Write out the listing below exactly, and omit any images you find in it.
=== Source records ===
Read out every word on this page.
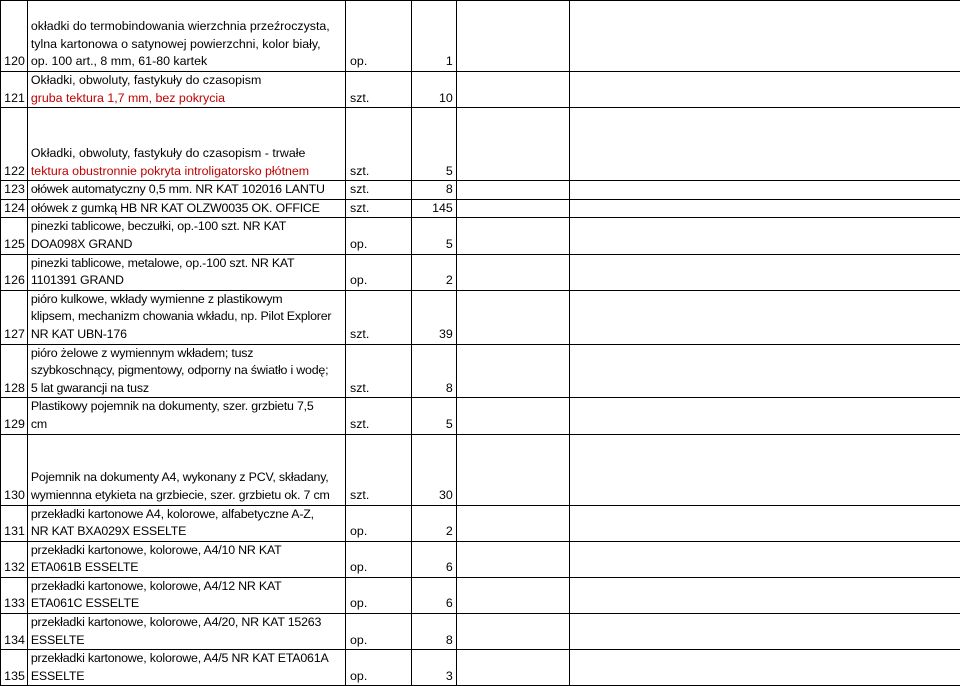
120	okładki do termobindowania wierzchnia przeźroczysta,
tylna kartonowa o satynowej powierzchni, kolor biały,
op. 100 art., 8 mm, 61-80 kartek	op.	1		
121	Okładki, obwoluty, fastykuły do czasopism
gruba tektura 1,7 mm, bez pokrycia	szt.	10		
122	Okładki, obwoluty, fastykuły do czasopism - trwałe
tektura obustronnie pokryta introligatorsko płótnem	szt.	5		
123	ołówek automatyczny 0,5 mm. NR KAT 102016 LANTU	szt.	8		
124	ołówek z gumką HB NR KAT OLZW0035 OK. OFFICE	szt.	145		
125	pinezki tablicowe, beczułki, op.-100 szt. NR KAT
DOA098X GRAND	op.	5		
126	pinezki tablicowe, metalowe, op.-100 szt. NR KAT
1101391 GRAND	op.	2		
127	pióro kulkowe, wkłady wymienne z plastikowym
klipsem, mechanizm chowania wkładu, np. Pilot Explorer
NR KAT UBN-176	szt.	39		
128	pióro żelowe z wymiennym wkładem; tusz
szybkoschnący, pigmentowy, odporny na światło i wodę;
5 lat gwarancji na tusz	szt.	8		
129	Plastikowy pojemnik na dokumenty, szer. grzbietu 7,5
cm	szt.	5		
130	Pojemnik na dokumenty A4, wykonany z PCV, składany,
wymiennna etykieta na grzbiecie, szer. grzbietu ok. 7 cm	szt.	30		
131	przekładki kartonowe A4, kolorowe, alfabetyczne A-Z,
NR KAT BXA029X ESSELTE	op.	2		
132	przekładki kartonowe, kolorowe, A4/10 NR KAT
ETA061B ESSELTE	op.	6		
133	przekładki kartonowe, kolorowe, A4/12 NR KAT
ETA061C ESSELTE	op.	6		
134	przekładki kartonowe, kolorowe, A4/20, NR KAT 15263
ESSELTE	op.	8		
135	przekładki kartonowe, kolorowe, A4/5 NR KAT ETA061A
ESSELTE	op.	3		
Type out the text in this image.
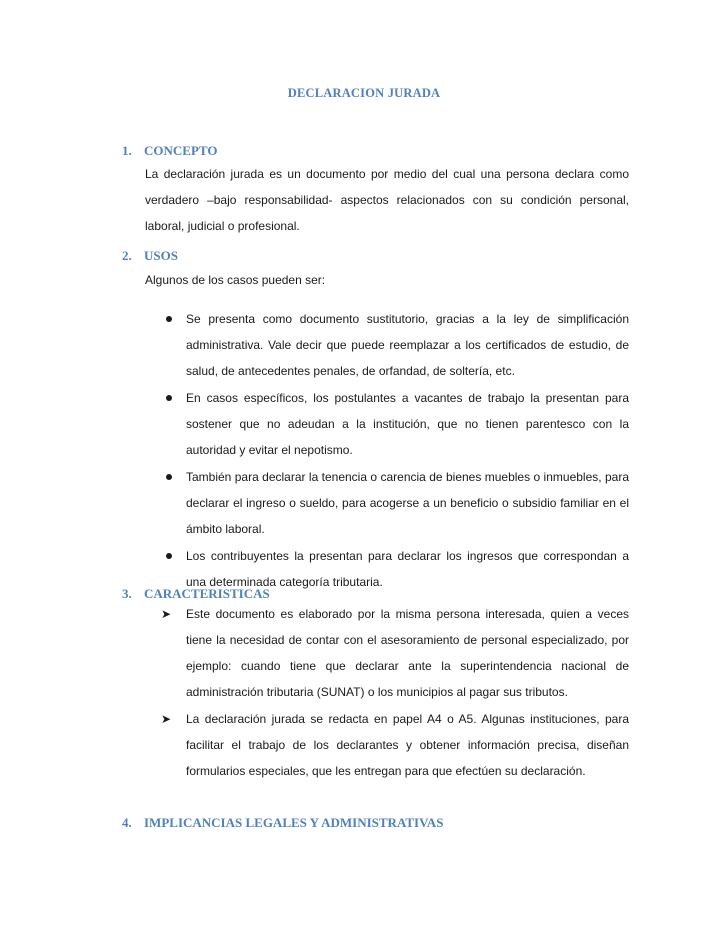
DECLARACION JURADA
1. CONCEPTO

La declaración jurada es un documento por medio del cual una persona declara como verdadero –bajo responsabilidad- aspectos relacionados con su condición personal, laboral, judicial o profesional.

2. USOS

Algunos de los casos pueden ser:

Se presenta como documento sustitutorio, gracias a la ley de simplificación administrativa. Vale decir que puede reemplazar a los certificados de estudio, de salud, de antecedentes penales, de orfandad, de soltería, etc.
En casos específicos, los postulantes a vacantes de trabajo la presentan para sostener que no adeudan a la institución, que no tienen parentesco con la autoridad y evitar el nepotismo.
También para declarar la tenencia o carencia de bienes muebles o inmuebles, para declarar el ingreso o sueldo, para acogerse a un beneficio o subsidio familiar en el ámbito laboral.
Los contribuyentes la presentan para declarar los ingresos que correspondan a una determinada categoría tributaria.
3. CARACTERISTICAS
➤ Este documento es elaborado por la misma persona interesada, quien a veces tiene la necesidad de contar con el asesoramiento de personal especializado, por ejemplo: cuando tiene que declarar ante la superintendencia nacional de administración tributaria (SUNAT) o los municipios al pagar sus tributos.
➤ La declaración jurada se redacta en papel A4 o A5. Algunas instituciones, para facilitar el trabajo de los declarantes y obtener información precisa, diseñan formularios especiales, que les entregan para que efectúen su declaración.
4. IMPLICANCIAS LEGALES Y ADMINISTRATIVAS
===
Task result
Read out every word on this page.
120	okładki do termobindowania wierzchnia przeźroczysta,
tylna kartonowa o satynowej powierzchni, kolor biały,
op. 100 art., 8 mm, 61-80 kartek	op.	1		
121	Okładki, obwoluty, fastykuły do czasopism
gruba tektura 1,7 mm, bez pokrycia	szt.	10		
122	Okładki, obwoluty, fastykuły do czasopism - trwałe
tektura obustronnie pokryta introligatorsko płótnem	szt.	5		
123	ołówek automatyczny 0,5 mm. NR KAT 102016 LANTU	szt.	8		
124	ołówek z gumką HB NR KAT OLZW0035 OK. OFFICE	szt.	145		
125	pinezki tablicowe, beczułki, op.-100 szt. NR KAT
DOA098X GRAND	op.	5		
126	pinezki tablicowe, metalowe, op.-100 szt. NR KAT
1101391 GRAND	op.	2		
127	pióro kulkowe, wkłady wymienne z plastikowym
klipsem, mechanizm chowania wkładu, np. Pilot Explorer
NR KAT UBN-176	szt.	39		
128	pióro żelowe z wymiennym wkładem; tusz
szybkoschnący, pigmentowy, odporny na światło i wodę;
5 lat gwarancji na tusz	szt.	8		
129	Plastikowy pojemnik na dokumenty, szer. grzbietu 7,5
cm	szt.	5		
130	Pojemnik na dokumenty A4, wykonany z PCV, składany,
wymiennna etykieta na grzbiecie, szer. grzbietu ok. 7 cm	szt.	30		
131	przekładki kartonowe A4, kolorowe, alfabetyczne A-Z,
NR KAT BXA029X ESSELTE	op.	2		
132	przekładki kartonowe, kolorowe, A4/10 NR KAT
ETA061B ESSELTE	op.	6		
133	przekładki kartonowe, kolorowe, A4/12 NR KAT
ETA061C ESSELTE	op.	6		
134	przekładki kartonowe, kolorowe, A4/20, NR KAT 15263
ESSELTE	op.	8		
135	przekładki kartonowe, kolorowe, A4/5 NR KAT ETA061A
ESSELTE	op.	3		
Type out the text in this image.
DECLARACION JURADA
1. CONCEPTO

La declaración jurada es un documento por medio del cual una persona declara como verdadero –bajo responsabilidad- aspectos relacionados con su condición personal, laboral, judicial o profesional.

2. USOS

Algunos de los casos pueden ser:

Se presenta como documento sustitutorio, gracias a la ley de simplificación administrativa. Vale decir que puede reemplazar a los certificados de estudio, de salud, de antecedentes penales, de orfandad, de soltería, etc.
En casos específicos, los postulantes a vacantes de trabajo la presentan para sostener que no adeudan a la institución, que no tienen parentesco con la autoridad y evitar el nepotismo.
También para declarar la tenencia o carencia de bienes muebles o inmuebles, para declarar el ingreso o sueldo, para acogerse a un beneficio o subsidio familiar en el ámbito laboral.
Los contribuyentes la presentan para declarar los ingresos que correspondan a una determinada categoría tributaria.
3. CARACTERISTICAS
➤ Este documento es elaborado por la misma persona interesada, quien a veces tiene la necesidad de contar con el asesoramiento de personal especializado, por ejemplo: cuando tiene que declarar ante la superintendencia nacional de administración tributaria (SUNAT) o los municipios al pagar sus tributos.
➤ La declaración jurada se redacta en papel A4 o A5. Algunas instituciones, para facilitar el trabajo de los declarantes y obtener información precisa, diseñan formularios especiales, que les entregan para que efectúen su declaración.
4. IMPLICANCIAS LEGALES Y ADMINISTRATIVAS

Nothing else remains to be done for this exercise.